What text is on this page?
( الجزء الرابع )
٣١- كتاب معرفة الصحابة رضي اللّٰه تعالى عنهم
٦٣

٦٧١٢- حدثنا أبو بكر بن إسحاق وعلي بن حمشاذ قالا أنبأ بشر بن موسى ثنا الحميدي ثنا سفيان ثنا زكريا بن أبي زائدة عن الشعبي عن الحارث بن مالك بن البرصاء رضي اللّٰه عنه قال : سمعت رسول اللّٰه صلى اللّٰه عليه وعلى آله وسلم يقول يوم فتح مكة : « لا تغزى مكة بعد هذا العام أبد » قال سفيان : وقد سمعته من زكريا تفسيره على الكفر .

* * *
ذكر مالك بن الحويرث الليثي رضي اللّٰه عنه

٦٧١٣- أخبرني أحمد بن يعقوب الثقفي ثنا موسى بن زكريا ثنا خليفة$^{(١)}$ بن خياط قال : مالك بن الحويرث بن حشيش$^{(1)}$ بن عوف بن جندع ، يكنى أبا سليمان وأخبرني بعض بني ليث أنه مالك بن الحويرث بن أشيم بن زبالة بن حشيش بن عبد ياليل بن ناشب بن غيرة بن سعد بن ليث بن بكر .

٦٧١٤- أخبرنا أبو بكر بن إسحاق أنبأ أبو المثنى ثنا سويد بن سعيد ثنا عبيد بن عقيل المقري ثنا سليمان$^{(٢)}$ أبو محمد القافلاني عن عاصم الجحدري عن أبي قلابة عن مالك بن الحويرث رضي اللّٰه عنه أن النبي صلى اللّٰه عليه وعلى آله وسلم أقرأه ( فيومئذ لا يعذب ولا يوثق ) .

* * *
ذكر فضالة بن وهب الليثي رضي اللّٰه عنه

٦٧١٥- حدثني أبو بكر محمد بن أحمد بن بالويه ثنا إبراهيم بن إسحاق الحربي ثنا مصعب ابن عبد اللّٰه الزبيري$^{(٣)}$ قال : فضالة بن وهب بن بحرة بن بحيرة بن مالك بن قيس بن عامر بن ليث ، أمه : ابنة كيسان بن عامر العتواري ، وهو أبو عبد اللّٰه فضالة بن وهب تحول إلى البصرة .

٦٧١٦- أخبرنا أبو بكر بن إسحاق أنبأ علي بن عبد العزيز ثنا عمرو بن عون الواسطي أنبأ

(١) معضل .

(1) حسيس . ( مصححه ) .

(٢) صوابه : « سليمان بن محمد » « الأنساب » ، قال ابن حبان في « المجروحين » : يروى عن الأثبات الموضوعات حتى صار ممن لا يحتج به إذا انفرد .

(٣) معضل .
○ ○ ○ ○ ○ ○ ○
Problem to work on:
Repeat each of the entries above precisely as given.

Finished exercise:
What text is on this page?
( الجزء الرابع )
٣١- كتاب معرفة الصحابة رضي اللّٰه تعالى عنهم
٦٣

٦٧١٢- حدثنا أبو بكر بن إسحاق وعلي بن حمشاذ قالا أنبأ بشر بن موسى ثنا الحميدي ثنا سفيان ثنا زكريا بن أبي زائدة عن الشعبي عن الحارث بن مالك بن البرصاء رضي اللّٰه عنه قال : سمعت رسول اللّٰه صلى اللّٰه عليه وعلى آله وسلم يقول يوم فتح مكة : « لا تغزى مكة بعد هذا العام أبد » قال سفيان : وقد سمعته من زكريا تفسيره على الكفر .

* * *
ذكر مالك بن الحويرث الليثي رضي اللّٰه عنه

٦٧١٣- أخبرني أحمد بن يعقوب الثقفي ثنا موسى بن زكريا ثنا خليفة$^{(١)}$ بن خياط قال : مالك بن الحويرث بن حشيش$^{(1)}$ بن عوف بن جندع ، يكنى أبا سليمان وأخبرني بعض بني ليث أنه مالك بن الحويرث بن أشيم بن زبالة بن حشيش بن عبد ياليل بن ناشب بن غيرة بن سعد بن ليث بن بكر .

٦٧١٤- أخبرنا أبو بكر بن إسحاق أنبأ أبو المثنى ثنا سويد بن سعيد ثنا عبيد بن عقيل المقري ثنا سليمان$^{(٢)}$ أبو محمد القافلاني عن عاصم الجحدري عن أبي قلابة عن مالك بن الحويرث رضي اللّٰه عنه أن النبي صلى اللّٰه عليه وعلى آله وسلم أقرأه ( فيومئذ لا يعذب ولا يوثق ) .

* * *
ذكر فضالة بن وهب الليثي رضي اللّٰه عنه

٦٧١٥- حدثني أبو بكر محمد بن أحمد بن بالويه ثنا إبراهيم بن إسحاق الحربي ثنا مصعب ابن عبد اللّٰه الزبيري$^{(٣)}$ قال : فضالة بن وهب بن بحرة بن بحيرة بن مالك بن قيس بن عامر بن ليث ، أمه : ابنة كيسان بن عامر العتواري ، وهو أبو عبد اللّٰه فضالة بن وهب تحول إلى البصرة .

٦٧١٦- أخبرنا أبو بكر بن إسحاق أنبأ علي بن عبد العزيز ثنا عمرو بن عون الواسطي أنبأ

(١) معضل .

(1) حسيس . ( مصححه ) .

(٢) صوابه : « سليمان بن محمد » « الأنساب » ، قال ابن حبان في « المجروحين » : يروى عن الأثبات الموضوعات حتى صار ممن لا يحتج به إذا انفرد .

(٣) معضل .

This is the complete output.